===== Provided records
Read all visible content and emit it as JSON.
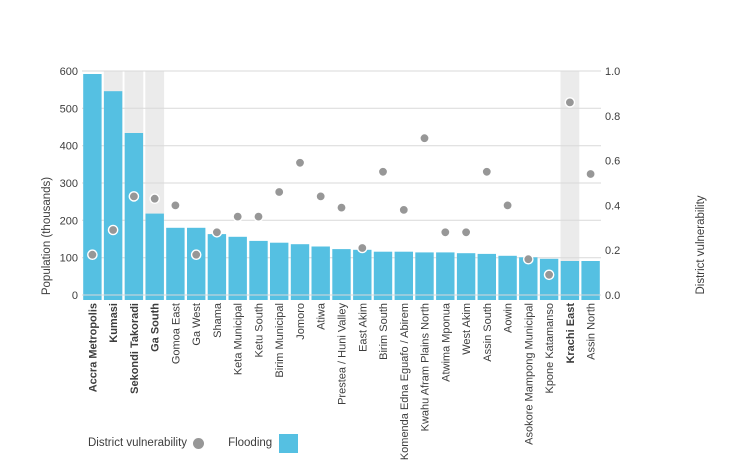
{
  "legend": {
    "vulnerability_label": "District vulnerability",
    "flooding_label": "Flooding"
  },
  "colors": {
    "bar": "#55c0e2",
    "dot": "#979797",
    "dot_ring": "#ffffff",
    "highlight_band": "#ebebeb",
    "gridline": "#d9d9d9",
    "text": "#3d3d3d"
  },
  "chart_data": {
    "type": "bar",
    "subtype": "bar + scatter combo, dual y-axis",
    "categories": [
      "Accra Metropolis",
      "Kumasi",
      "Sekondi Takoradi",
      "Ga South",
      "Gomoa East",
      "Ga West",
      "Shama",
      "Keta Municipal",
      "Ketu South",
      "Birim Municipal",
      "Jomoro",
      "Atiwa",
      "Prestea / Huni Valley",
      "East Akim",
      "Birim South",
      "Komenda Edna Eguafo / Abirem",
      "Kwahu Afram Plains North",
      "Atwima Mponua",
      "West Akim",
      "Assin South",
      "Aowin",
      "Asokore Mampong Municipal",
      "Kpone Katamanso",
      "Krachi East",
      "Assin North"
    ],
    "bold_categories": [
      "Accra Metropolis",
      "Kumasi",
      "Sekondi Takoradi",
      "Ga South",
      "Krachi East"
    ],
    "highlight_band_categories": [
      "Kumasi",
      "Sekondi Takoradi",
      "Ga South",
      "Krachi East"
    ],
    "series": [
      {
        "name": "Flooding",
        "type": "bar",
        "axis": "left",
        "values": [
          592,
          546,
          434,
          218,
          180,
          180,
          163,
          156,
          145,
          140,
          136,
          130,
          123,
          121,
          116,
          116,
          114,
          114,
          112,
          110,
          105,
          101,
          97,
          91,
          91
        ]
      },
      {
        "name": "District vulnerability",
        "type": "scatter",
        "axis": "right",
        "values": [
          0.18,
          0.29,
          0.44,
          0.43,
          0.4,
          0.18,
          0.28,
          0.35,
          0.35,
          0.46,
          0.59,
          0.44,
          0.39,
          0.21,
          0.55,
          0.38,
          0.7,
          0.28,
          0.28,
          0.55,
          0.4,
          0.16,
          0.09,
          0.86,
          0.54
        ]
      }
    ],
    "left_axis": {
      "label": "Population (thousands)",
      "range": [
        0,
        600
      ],
      "ticks": [
        "0",
        "100",
        "200",
        "300",
        "400",
        "500",
        "600"
      ]
    },
    "right_axis": {
      "label": "District vulnerability",
      "range": [
        0,
        1
      ],
      "ticks": [
        "0.0",
        "0.2",
        "0.4",
        "0.6",
        "0.8",
        "1.0"
      ]
    },
    "grid": "horizontal gridlines at left-axis 100 intervals",
    "legend_position": "bottom-left"
  }
}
==========
- _Short exercise_
Copy out each line exactly, without the pictures.

- _Result of this task_
Read all visible content and emit it as JSON.
{
  "legend": {
    "vulnerability_label": "District vulnerability",
    "flooding_label": "Flooding"
  },
  "colors": {
    "bar": "#55c0e2",
    "dot": "#979797",
    "dot_ring": "#ffffff",
    "highlight_band": "#ebebeb",
    "gridline": "#d9d9d9",
    "text": "#3d3d3d"
  },
  "chart_data": {
    "type": "bar",
    "subtype": "bar + scatter combo, dual y-axis",
    "categories": [
      "Accra Metropolis",
      "Kumasi",
      "Sekondi Takoradi",
      "Ga South",
      "Gomoa East",
      "Ga West",
      "Shama",
      "Keta Municipal",
      "Ketu South",
      "Birim Municipal",
      "Jomoro",
      "Atiwa",
      "Prestea / Huni Valley",
      "East Akim",
      "Birim South",
      "Komenda Edna Eguafo / Abirem",
      "Kwahu Afram Plains North",
      "Atwima Mponua",
      "West Akim",
      "Assin South",
      "Aowin",
      "Asokore Mampong Municipal",
      "Kpone Katamanso",
      "Krachi East",
      "Assin North"
    ],
    "bold_categories": [
      "Accra Metropolis",
      "Kumasi",
      "Sekondi Takoradi",
      "Ga South",
      "Krachi East"
    ],
    "highlight_band_categories": [
      "Kumasi",
      "Sekondi Takoradi",
      "Ga South",
      "Krachi East"
    ],
    "series": [
      {
        "name": "Flooding",
        "type": "bar",
        "axis": "left",
        "values": [
          592,
          546,
          434,
          218,
          180,
          180,
          163,
          156,
          145,
          140,
          136,
          130,
          123,
          121,
          116,
          116,
          114,
          114,
          112,
          110,
          105,
          101,
          97,
          91,
          91
        ]
      },
      {
        "name": "District vulnerability",
        "type": "scatter",
        "axis": "right",
        "values": [
          0.18,
          0.29,
          0.44,
          0.43,
          0.4,
          0.18,
          0.28,
          0.35,
          0.35,
          0.46,
          0.59,
          0.44,
          0.39,
          0.21,
          0.55,
          0.38,
          0.7,
          0.28,
          0.28,
          0.55,
          0.4,
          0.16,
          0.09,
          0.86,
          0.54
        ]
      }
    ],
    "left_axis": {
      "label": "Population (thousands)",
      "range": [
        0,
        600
      ],
      "ticks": [
        "0",
        "100",
        "200",
        "300",
        "400",
        "500",
        "600"
      ]
    },
    "right_axis": {
      "label": "District vulnerability",
      "range": [
        0,
        1
      ],
      "ticks": [
        "0.0",
        "0.2",
        "0.4",
        "0.6",
        "0.8",
        "1.0"
      ]
    },
    "grid": "horizontal gridlines at left-axis 100 intervals",
    "legend_position": "bottom-left"
  }
}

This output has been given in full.